[Records from a collection]
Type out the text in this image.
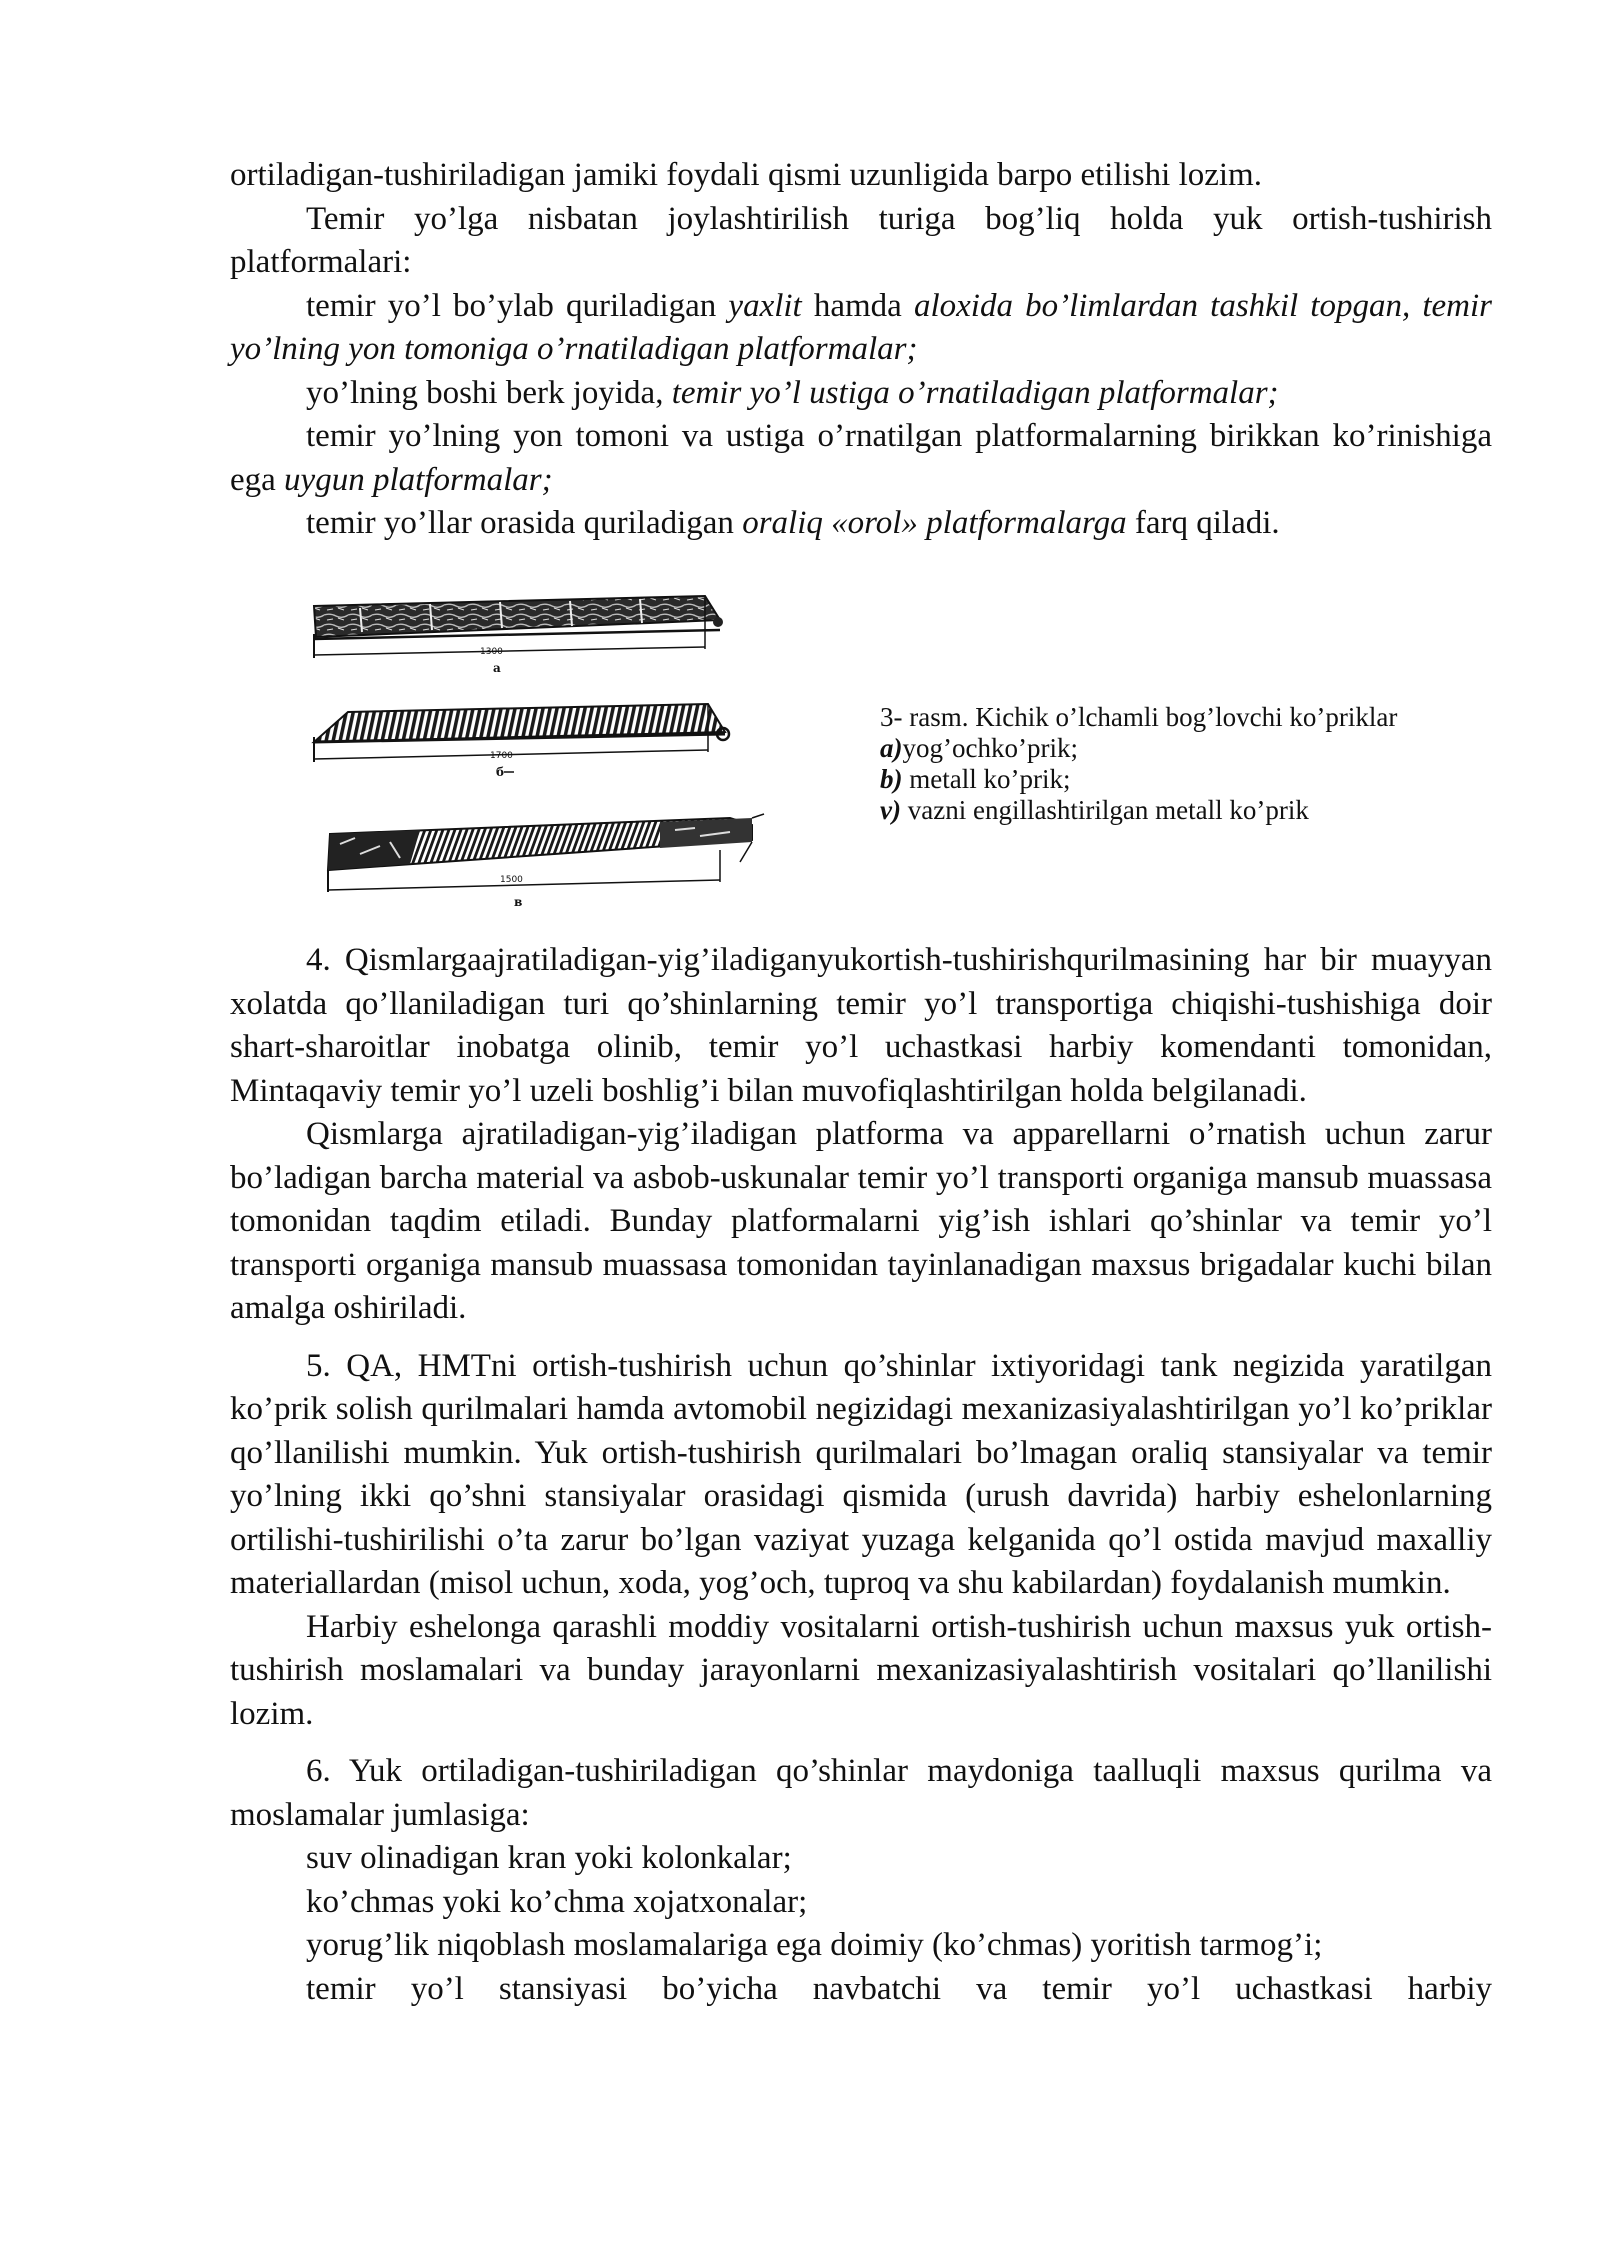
ortiladigan-tushiriladigan jamiki foydali qismi uzunligida barpo etilishi lozim.

Temir yo’lga nisbatan joylashtirilish turiga bog’liq holda yuk ortish-tushirish platformalari:

temir yo’l bo’ylab quriladigan yaxlit hamda aloxida bo’limlardan tashkil topgan, temir yo’lning yon tomoniga o’rnatiladigan platformalar;

yo’lning boshi berk joyida, temir yo’l ustiga o’rnatiladigan platformalar;

temir yo’lning yon tomoni va ustiga o’rnatilgan platformalarning birikkan ko’rinishiga ega uygun platformalar;

temir yo’llar orasida quriladigan oraliq «orol» platformalarga farq qiladi.

1300
а
1700
б
1500
в
3- rasm. Kichik o’lchamli bog’lovchi ko’priklar
a)yog’ochko’prik;
b) metall ko’prik;
v) vazni engillashtirilgan metall ko’prik

4. Qismlargaajratiladigan-yig’iladiganyukortish-tushirishqurilmasining har bir muayyan xolatda qo’llaniladigan turi qo’shinlarning temir yo’l transportiga chiqishi-tushishiga doir shart-sharoitlar inobatga olinib, temir yo’l uchastkasi harbiy komendanti tomonidan, Mintaqaviy temir yo’l uzeli boshlig’i bilan muvofiqlashtirilgan holda belgilanadi.

Qismlarga ajratiladigan-yig’iladigan platforma va apparellarni o’rnatish uchun zarur bo’ladigan barcha material va asbob-uskunalar temir yo’l transporti organiga mansub muassasa tomonidan taqdim etiladi. Bunday platformalarni yig’ish ishlari qo’shinlar va temir yo’l transporti organiga mansub muassasa tomonidan tayinlanadigan maxsus brigadalar kuchi bilan amalga oshiriladi.

5. QA, HMTni ortish-tushirish uchun qo’shinlar ixtiyoridagi tank negizida yaratilgan ko’prik solish qurilmalari hamda avtomobil negizidagi mexanizasiyalashtirilgan yo’l ko’priklar qo’llanilishi mumkin. Yuk ortish-tushirish qurilmalari bo’lmagan oraliq stansiyalar va temir yo’lning ikki qo’shni stansiyalar orasidagi qismida (urush davrida) harbiy eshelonlarning ortilishi-tushirilishi o’ta zarur bo’lgan vaziyat yuzaga kelganida qo’l ostida mavjud maxalliy materiallardan (misol uchun, xoda, yog’och, tuproq va shu kabilardan) foydalanish mumkin.

Harbiy eshelonga qarashli moddiy vositalarni ortish-tushirish uchun maxsus yuk ortish-tushirish moslamalari va bunday jarayonlarni mexanizasiyalashtirish vositalari qo’llanilishi lozim.

6. Yuk ortiladigan-tushiriladigan qo’shinlar maydoniga taalluqli maxsus qurilma va moslamalar jumlasiga:

suv olinadigan kran yoki kolonkalar;

ko’chmas yoki ko’chma xojatxonalar;

yorug’lik niqoblash moslamalariga ega doimiy (ko’chmas) yoritish tarmog’i;

temir yo’l stansiyasi bo’yicha navbatchi va temir yo’l uchastkasi harbiy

## JOB
Search the data for "lning". Copy every line that has it.

## WRITTEN REPLY
temir yo’l bo’ylab quriladigan yaxlit hamda aloxida bo’limlardan tashkil topgan, temir yo’lning yon tomoniga o’rnatiladigan platformalar;
yo’lning boshi berk joyida, temir yo’l ustiga o’rnatiladigan platformalar;
temir yo’lning yon tomoni va ustiga o’rnatilgan platformalarning birikkan ko’rinishiga ega uygun platformalar;
5. QA, HMTni ortish-tushirish uchun qo’shinlar ixtiyoridagi tank negizida yaratilgan ko’prik solish qurilmalari hamda avtomobil negizidagi mexanizasiyalashtirilgan yo’l ko’priklar qo’llanilishi mumkin. Yuk ortish-tushirish qurilmalari bo’lmagan oraliq stansiyalar va temir yo’lning ikki qo’shni stansiyalar orasidagi qismida (urush davrida) harbiy eshelonlarning ortilishi-tushirilishi o’ta zarur bo’lgan vaziyat yuzaga kelganida qo’l ostida mavjud maxalliy materiallardan (misol uchun, xoda, yog’och, tuproq va shu kabilardan) foydalanish mumkin.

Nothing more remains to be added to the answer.